What you should do:
Below is a set of records; restate each one word for word.

+-------+

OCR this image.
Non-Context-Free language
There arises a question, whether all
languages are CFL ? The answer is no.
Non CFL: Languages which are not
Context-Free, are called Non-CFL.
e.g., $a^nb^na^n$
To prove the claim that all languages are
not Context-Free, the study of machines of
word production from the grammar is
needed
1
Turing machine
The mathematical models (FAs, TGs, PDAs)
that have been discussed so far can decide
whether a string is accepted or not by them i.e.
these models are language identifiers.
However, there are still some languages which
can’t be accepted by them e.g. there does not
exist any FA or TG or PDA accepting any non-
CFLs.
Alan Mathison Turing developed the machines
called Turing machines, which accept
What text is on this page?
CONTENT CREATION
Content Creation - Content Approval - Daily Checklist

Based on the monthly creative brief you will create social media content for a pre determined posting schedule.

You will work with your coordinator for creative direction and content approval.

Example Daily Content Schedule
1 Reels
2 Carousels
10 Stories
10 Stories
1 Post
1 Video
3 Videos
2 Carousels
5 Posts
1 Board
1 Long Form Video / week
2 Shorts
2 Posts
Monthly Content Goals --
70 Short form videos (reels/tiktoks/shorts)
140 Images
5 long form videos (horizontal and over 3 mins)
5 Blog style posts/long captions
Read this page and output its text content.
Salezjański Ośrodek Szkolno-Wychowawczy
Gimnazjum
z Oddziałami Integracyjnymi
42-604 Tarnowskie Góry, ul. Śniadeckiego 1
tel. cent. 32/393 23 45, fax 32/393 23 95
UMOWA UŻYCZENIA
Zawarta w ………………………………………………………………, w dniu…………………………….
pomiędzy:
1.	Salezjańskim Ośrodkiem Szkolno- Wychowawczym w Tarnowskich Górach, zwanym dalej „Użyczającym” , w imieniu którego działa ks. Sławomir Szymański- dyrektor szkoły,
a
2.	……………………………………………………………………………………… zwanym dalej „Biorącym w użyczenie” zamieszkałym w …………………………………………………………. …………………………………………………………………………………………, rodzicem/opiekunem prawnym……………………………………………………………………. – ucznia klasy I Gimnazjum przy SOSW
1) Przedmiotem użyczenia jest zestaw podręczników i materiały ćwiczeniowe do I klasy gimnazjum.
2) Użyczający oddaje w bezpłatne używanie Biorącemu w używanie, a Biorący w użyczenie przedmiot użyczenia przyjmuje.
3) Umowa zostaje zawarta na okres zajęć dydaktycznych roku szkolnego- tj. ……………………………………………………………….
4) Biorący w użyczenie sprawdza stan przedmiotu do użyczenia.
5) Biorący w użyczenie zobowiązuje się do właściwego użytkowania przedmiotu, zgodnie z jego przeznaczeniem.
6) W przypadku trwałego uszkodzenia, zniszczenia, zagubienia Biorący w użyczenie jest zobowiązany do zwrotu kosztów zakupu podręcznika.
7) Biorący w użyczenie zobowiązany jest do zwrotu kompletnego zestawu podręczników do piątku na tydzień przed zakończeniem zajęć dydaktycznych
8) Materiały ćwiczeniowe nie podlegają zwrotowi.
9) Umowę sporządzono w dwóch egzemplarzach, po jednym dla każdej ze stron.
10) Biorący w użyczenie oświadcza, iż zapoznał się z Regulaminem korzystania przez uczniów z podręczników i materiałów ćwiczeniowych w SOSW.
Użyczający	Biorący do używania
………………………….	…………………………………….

+-------+

Response for this exercise:
OCR this image.
Non-Context-Free language
There arises a question, whether all
languages are CFL ? The answer is no.
Non CFL: Languages which are not
Context-Free, are called Non-CFL.
e.g., $a^nb^na^n$
To prove the claim that all languages are
not Context-Free, the study of machines of
word production from the grammar is
needed
1
Turing machine
The mathematical models (FAs, TGs, PDAs)
that have been discussed so far can decide
whether a string is accepted or not by them i.e.
these models are language identifiers.
However, there are still some languages which
can’t be accepted by them e.g. there does not
exist any FA or TG or PDA accepting any non-
CFLs.
Alan Mathison Turing developed the machines
called Turing machines, which accept
What text is on this page?
CONTENT CREATION
Content Creation - Content Approval - Daily Checklist

Based on the monthly creative brief you will create social media content for a pre determined posting schedule.

You will work with your coordinator for creative direction and content approval.

Example Daily Content Schedule
1 Reels
2 Carousels
10 Stories
10 Stories
1 Post
1 Video
3 Videos
2 Carousels
5 Posts
1 Board
1 Long Form Video / week
2 Shorts
2 Posts
Monthly Content Goals --
70 Short form videos (reels/tiktoks/shorts)
140 Images
5 long form videos (horizontal and over 3 mins)
5 Blog style posts/long captions
Read this page and output its text content.
Salezjański Ośrodek Szkolno-Wychowawczy
Gimnazjum
z Oddziałami Integracyjnymi
42-604 Tarnowskie Góry, ul. Śniadeckiego 1
tel. cent. 32/393 23 45, fax 32/393 23 95
UMOWA UŻYCZENIA
Zawarta w ………………………………………………………………, w dniu…………………………….
pomiędzy:
1.	Salezjańskim Ośrodkiem Szkolno- Wychowawczym w Tarnowskich Górach, zwanym dalej „Użyczającym” , w imieniu którego działa ks. Sławomir Szymański- dyrektor szkoły,
a
2.	……………………………………………………………………………………… zwanym dalej „Biorącym w użyczenie” zamieszkałym w …………………………………………………………. …………………………………………………………………………………………, rodzicem/opiekunem prawnym……………………………………………………………………. – ucznia klasy I Gimnazjum przy SOSW
1) Przedmiotem użyczenia jest zestaw podręczników i materiały ćwiczeniowe do I klasy gimnazjum.
2) Użyczający oddaje w bezpłatne używanie Biorącemu w używanie, a Biorący w użyczenie przedmiot użyczenia przyjmuje.
3) Umowa zostaje zawarta na okres zajęć dydaktycznych roku szkolnego- tj. ……………………………………………………………….
4) Biorący w użyczenie sprawdza stan przedmiotu do użyczenia.
5) Biorący w użyczenie zobowiązuje się do właściwego użytkowania przedmiotu, zgodnie z jego przeznaczeniem.
6) W przypadku trwałego uszkodzenia, zniszczenia, zagubienia Biorący w użyczenie jest zobowiązany do zwrotu kosztów zakupu podręcznika.
7) Biorący w użyczenie zobowiązany jest do zwrotu kompletnego zestawu podręczników do piątku na tydzień przed zakończeniem zajęć dydaktycznych
8) Materiały ćwiczeniowe nie podlegają zwrotowi.
9) Umowę sporządzono w dwóch egzemplarzach, po jednym dla każdej ze stron.
10) Biorący w użyczenie oświadcza, iż zapoznał się z Regulaminem korzystania przez uczniów z podręczników i materiałów ćwiczeniowych w SOSW.
Użyczający	Biorący do używania
………………………….	…………………………………….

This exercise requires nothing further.